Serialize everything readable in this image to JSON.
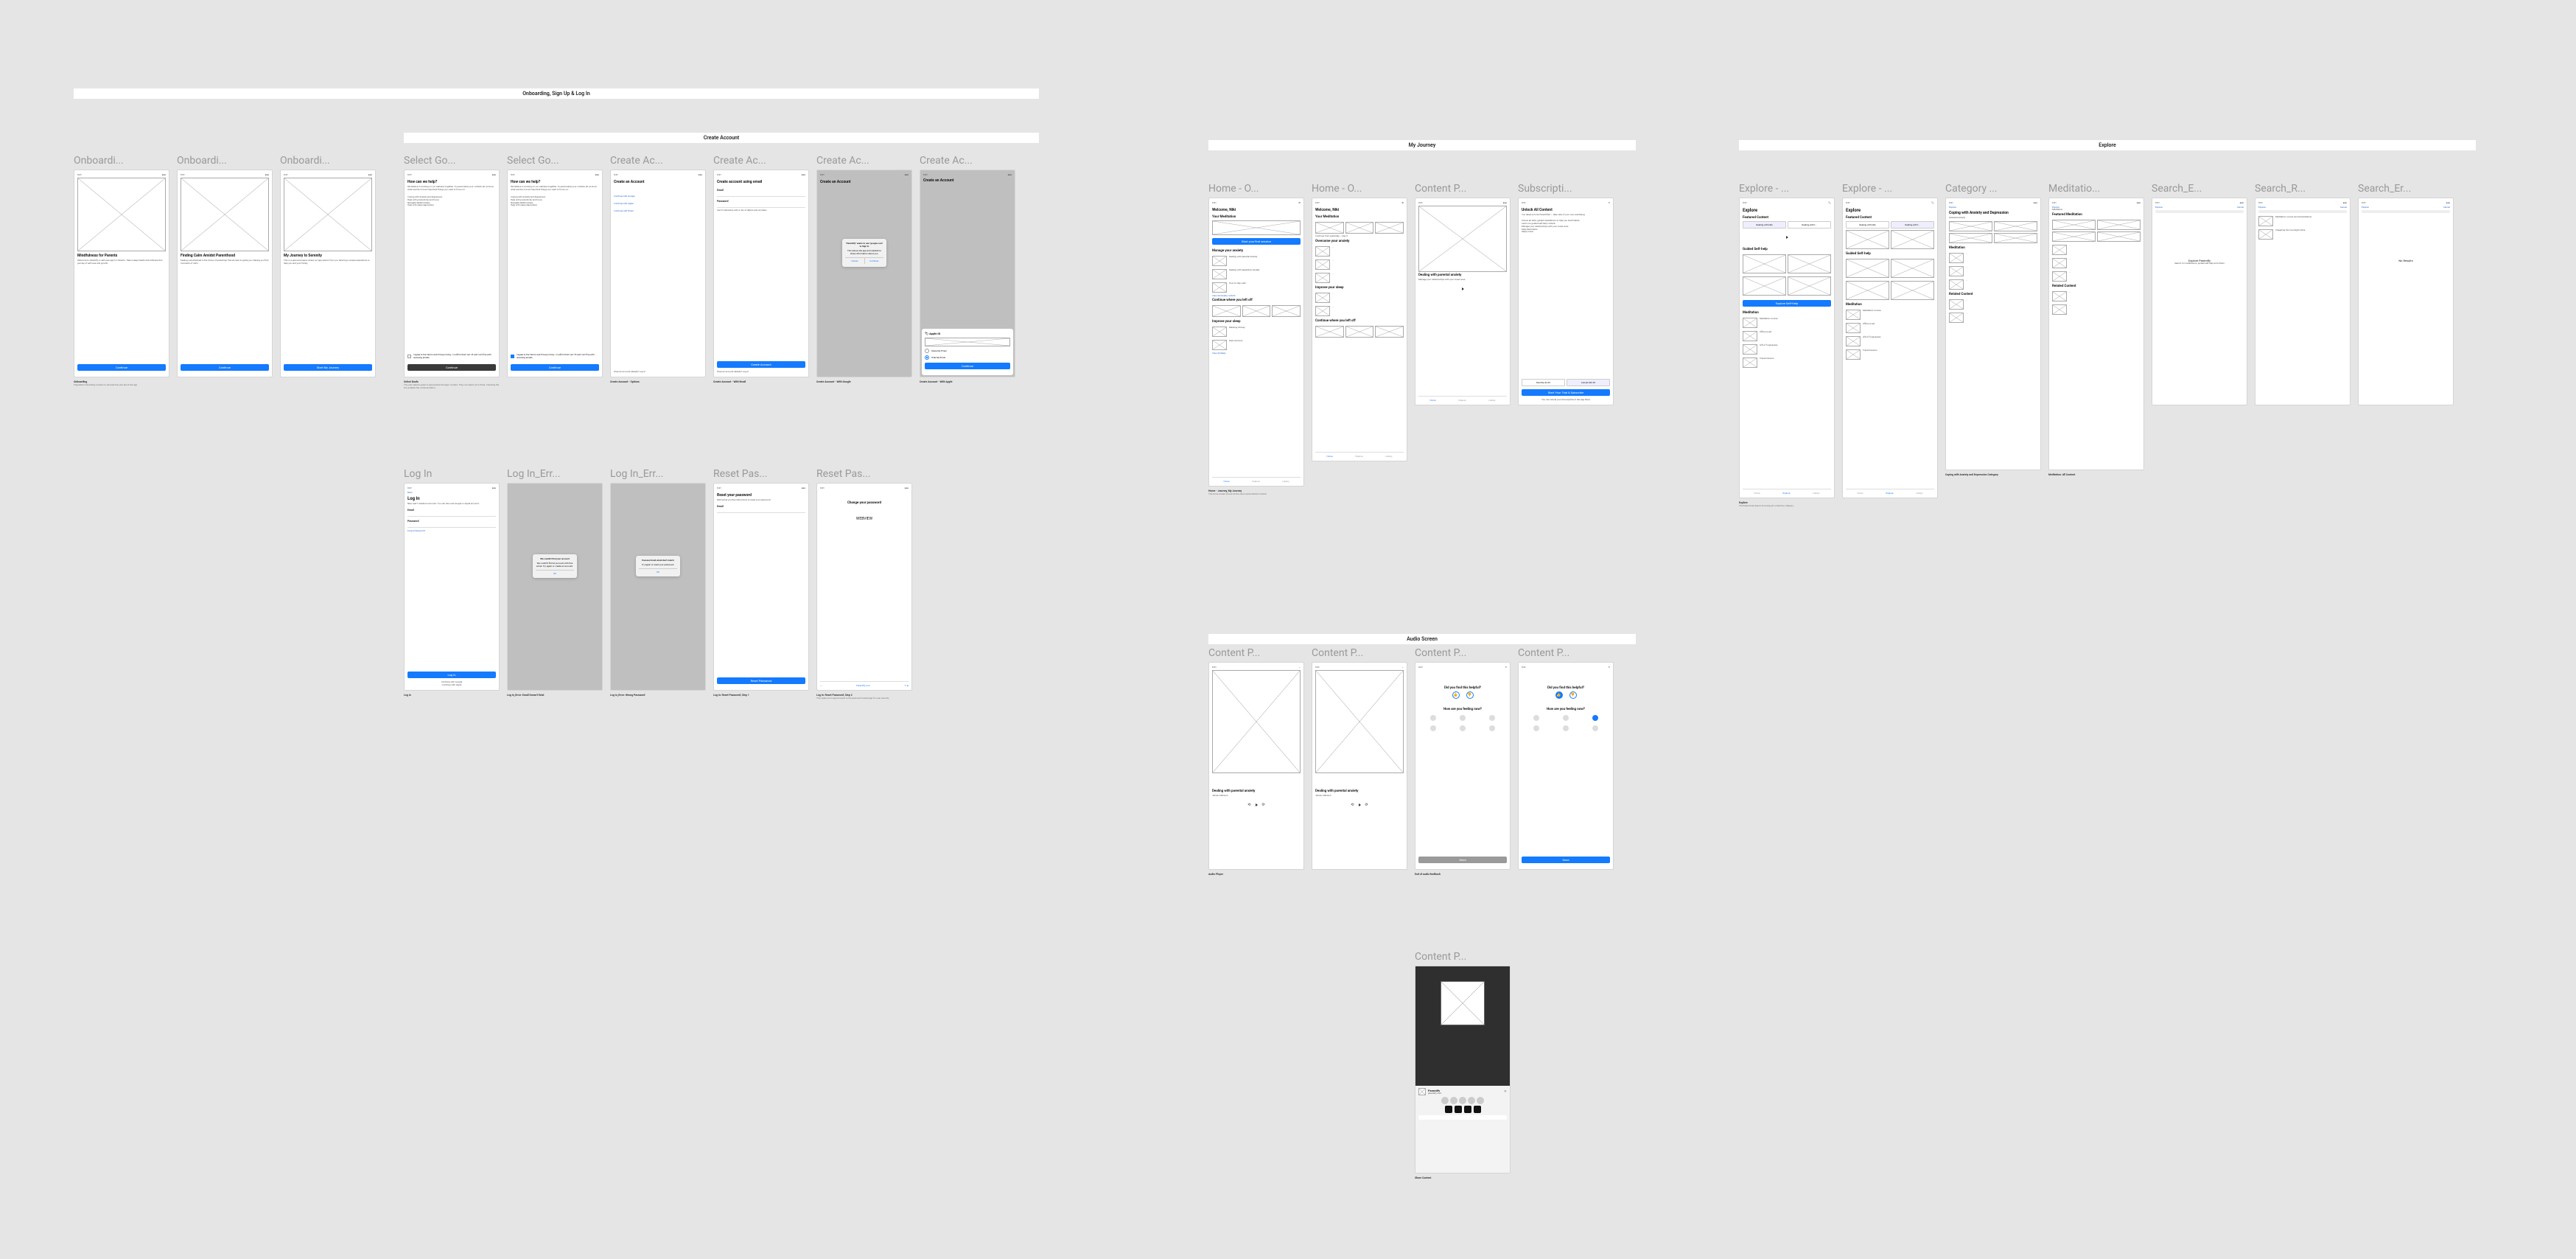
{
  "sections": {
    "onboarding": {
      "header": "Onboarding, Sign Up & Log In"
    },
    "create_account": {
      "header": "Create Account"
    },
    "my_journey": {
      "header": "My Journey"
    },
    "explore": {
      "header": "Explore"
    },
    "audio_screen": {
      "header": "Audio Screen"
    }
  },
  "common": {
    "status_time": "9:41",
    "status_icons": "●●●",
    "tab_home": "Home",
    "tab_explore": "Explore",
    "tab_library": "Library",
    "back": "Back"
  },
  "onboarding_screens": [
    {
      "title": "Onboardi...",
      "heading": "Mindfulness for Parents",
      "body": "Welcome to Parentify, a self-care app for Parents. Take a deep breath and embrace this journey of self-care and growth.",
      "cta": "Continue",
      "caption_title": "Onboarding",
      "caption_body": "Paginated onboarding screens to educate the user about the app."
    },
    {
      "title": "Onboardi...",
      "heading": "Finding Calm Amidst Parenthood",
      "body": "Feeling overwhelmed in the chaos of parenting? We are here to guide you, helping you find moments of calm.",
      "cta": "Continue",
      "caption_title": "",
      "caption_body": ""
    },
    {
      "title": "Onboardi...",
      "heading": "My Journey to Serenity",
      "body": "This is a personal space where our app learns from you, tailoring a unique experience to help you and your family.",
      "cta": "Start My Journey",
      "caption_title": "",
      "caption_body": ""
    }
  ],
  "select_goals": {
    "title": "Select Go...",
    "heading": "How can we help?",
    "body": "We believe in working on our wellness together. To personalize your content, let us know what are the 3 most important things you want to focus on.",
    "options": [
      "Coping with anxiety and depression",
      "Help with productivity and focus",
      "Navigate Relationships",
      "Help with sleep deprivation"
    ],
    "consent": "I agree to the Terms and Privacy Policy. I confirm that I am 18 and I am fine with receiving emails.",
    "cta": "Continue",
    "caption_title": "Select Goals",
    "caption_body": "The user selects goals to personalize the app's content. They can select up to three. Checking the box enables the continue button."
  },
  "create_account": {
    "title": "Create Ac...",
    "heading": "Create an Account",
    "link_google": "Continue with Google",
    "link_apple": "Continue with Apple",
    "link_email": "Continue with Email",
    "footer": "Have an account already? Log in",
    "caption_title": "Create Account - Options",
    "caption_body": "Choose account creation method."
  },
  "create_email": {
    "title": "Create Ac...",
    "heading": "Create account using email",
    "fields": [
      "Email",
      "Password"
    ],
    "hint": "Use 8 characters with a mix of letters and numbers",
    "cta": "Create Account",
    "footer": "Have an account already? Log in",
    "caption_title": "Create Account - With Email",
    "caption_body": ""
  },
  "create_google": {
    "title": "Create Ac...",
    "heading": "Create an Account",
    "modal": "\"Parentify\" wants to use \"google.com\" to Sign In",
    "modal_sub": "This allows the app and website to share information about you.",
    "modal_btns": [
      "Cancel",
      "Continue"
    ],
    "caption_title": "Create Account - With Google",
    "caption_body": ""
  },
  "create_apple": {
    "title": "Create Ac...",
    "heading": "Create an Account",
    "apple_id": "Apple ID",
    "email_share": "Share My Email",
    "email_hide": "Hide My Email",
    "cta": "Continue",
    "caption_title": "Create Account - With Apple",
    "caption_body": ""
  },
  "login": {
    "title": "Log In",
    "heading": "Log In",
    "sub": "New user? Create an account. You can also use Google or Apple account.",
    "fields": [
      "Email",
      "Password"
    ],
    "forgot": "Forgot Password?",
    "cta": "Log In",
    "alt": "Continue with Google",
    "alt2": "Continue with Apple",
    "caption_title": "Log In",
    "caption_body": ""
  },
  "login_err1": {
    "title": "Log In_Err...",
    "modal": "We couldn't find your account",
    "modal_sub": "We couldn't find an account with this email. Try again or create an account.",
    "ok": "OK",
    "caption_title": "Log In_Error: Email Doesn't Exist",
    "caption_body": ""
  },
  "login_err2": {
    "title": "Log In_Err...",
    "modal": "Password and email don't match",
    "modal_sub": "Try again or reset your password.",
    "ok": "OK",
    "caption_title": "Log In_Error: Wrong Password",
    "caption_body": ""
  },
  "reset_pw": {
    "title": "Reset Pas...",
    "heading": "Reset your password",
    "sub": "We'll email you the instructions to reset your password.",
    "field": "Email",
    "cta": "Reset Password",
    "caption_title": "Log In: Reset Password, Step 1",
    "caption_body": ""
  },
  "reset_pw2": {
    "title": "Reset Pas...",
    "heading": "Change your password",
    "webview": "WEBVIEW",
    "toolbar": "Parentify.com",
    "caption_title": "Log In: Reset Password, Step 2",
    "caption_body": "This opens an in-app browser to the password reset page for user security."
  },
  "journey": {
    "home1": {
      "title": "Home - O...",
      "welcome": "Welcome, Niki",
      "sub1": "Your Meditation",
      "cta1": "Start your first session",
      "sub2": "Manage your anxiety",
      "list": [
        "Dealing with parental anxiety",
        "Dealing with separation anxiety",
        "How to stay calm"
      ],
      "more": "View all anxiety content",
      "sub3": "Continue where you left off",
      "sec4": "Improve your sleep",
      "list2": [
        "Relaxing drowsy",
        "Dark horizons"
      ],
      "more2": "View all Sleep",
      "caption_title": "Home - Journey, My Journey",
      "caption_body": "The home screen shows all the user's personalized content."
    },
    "home2": {
      "title": "Home - O...",
      "welcome": "Welcome, Niki",
      "sec1": "Your Meditation",
      "sub1": "Continue from yesterday — Day 6",
      "sec2": "Overcome your anxiety",
      "sec3": "Improve your sleep",
      "sec4": "Continue where you left off",
      "caption_title": "",
      "caption_body": ""
    },
    "content": {
      "title": "Content P...",
      "sec1": "Dealing with parental anxiety",
      "sub1": "Manage your relationships with your loved ones.",
      "caption_title": "",
      "caption_body": ""
    },
    "subs": {
      "title": "Subscripti...",
      "heading": "Unlock All Content",
      "body": "You deserve to be Parentified — take care of your own well-being.",
      "bullets": [
        "Unlock all 200+ guided meditations to help you build habits.",
        "Learn our guided self-help content.",
        "Manage your relationships with your loved ones.",
        "Daily Reminders",
        "Sleep music"
      ],
      "tiers": [
        "Monthly $4.99",
        "Annual $49.99"
      ],
      "cta": "Start Your Trial & Subscribe",
      "note": "You can cancel your trial anytime in the App Store"
    }
  },
  "explore": {
    "e1": {
      "title": "Explore - ...",
      "heading": "Explore",
      "sec1": "Featured Content",
      "pill1": "Dealing with kids",
      "pill2": "Dealing with t...",
      "sec2": "Guided Self-help",
      "btn1": "Explore Self-Help",
      "sec3": "Meditation",
      "list": [
        "Meditation Course",
        "Office re-set",
        "Gift of forgiveness",
        "Transmissions"
      ],
      "caption_title": "Explore",
      "caption_body": "The Explore tab allows browsing all content by category."
    },
    "e2": {
      "title": "Explore - ...",
      "heading": "Explore",
      "sec1": "Featured Content",
      "sec2": "Guided Self-help",
      "sec3": "Meditation",
      "list": [
        "Meditation Course",
        "Office re-set",
        "Gift of forgiveness",
        "Transmissions"
      ]
    },
    "cat": {
      "title": "Category ...",
      "back": "Explore",
      "heading": "Coping with Anxiety and Depression",
      "crumb": "Featured anxiety",
      "sec2": "Meditation",
      "sec3": "Related Content",
      "caption_title": "Coping with Anxiety and Depression Category",
      "caption_body": ""
    },
    "med": {
      "title": "Meditatio...",
      "back": "Explore",
      "crumb": "Meditation",
      "sec1": "Featured Meditation",
      "sec2": "Related Content",
      "caption_title": "Meditation: All Content",
      "caption_body": ""
    },
    "search_e": {
      "title": "Search_E...",
      "back": "Cancel",
      "crumb": "Explore",
      "body": "Explore Parentify",
      "sub": "Search for meditations, guided self-help and others"
    },
    "search_r": {
      "title": "Search_R...",
      "back": "Cancel",
      "crumb": "Explore",
      "list": [
        "Meditation course recommendations",
        "Imagining the moonlight shine"
      ]
    },
    "search_err": {
      "title": "Search_Er...",
      "back": "Cancel",
      "crumb": "Explore",
      "body": "No Results"
    }
  },
  "audio": {
    "p1": {
      "title": "Content P...",
      "heading": "Dealing with parental anxiety",
      "sub": "James Atkinson",
      "caption_title": "Audio Player",
      "caption_body": ""
    },
    "p2": {
      "title": "Content P...",
      "heading": "Dealing with parental anxiety",
      "sub": "James Atkinson"
    },
    "p3": {
      "title": "Content P...",
      "heading": "Did you find this helpful?",
      "sub": "How are you feeling now?",
      "labels": [
        "Calm",
        "Bad",
        "Anxious",
        "Happy",
        "Sad",
        "Good"
      ],
      "cta": "Send",
      "caption_title": "End of audio feedback",
      "caption_body": ""
    },
    "p4": {
      "title": "Content P...",
      "heading": "Did you find this helpful?",
      "sub": "How are you feeling now?",
      "cta": "Send"
    },
    "p5": {
      "title": "Content P...",
      "heading": "Parentify",
      "caption_title": "Share Content",
      "caption_body": ""
    }
  }
}
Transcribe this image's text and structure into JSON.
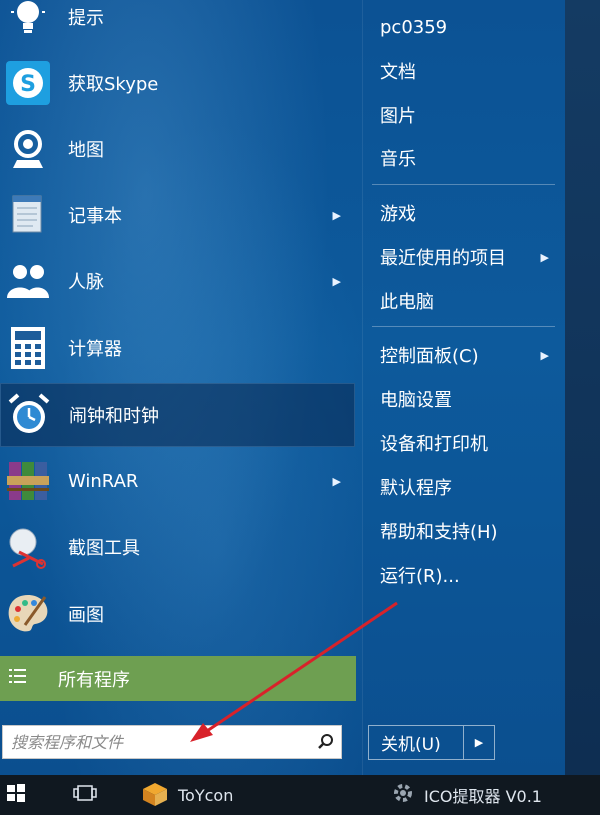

--------

Requirements
Pick out every line with the string "focus" and copy it.

Answer to this exercise
    "body": "We believe in working on our wellness together. To personalize your content, let us know what are the 3 most important things you want to focus on.",
      "Help with productivity and focus",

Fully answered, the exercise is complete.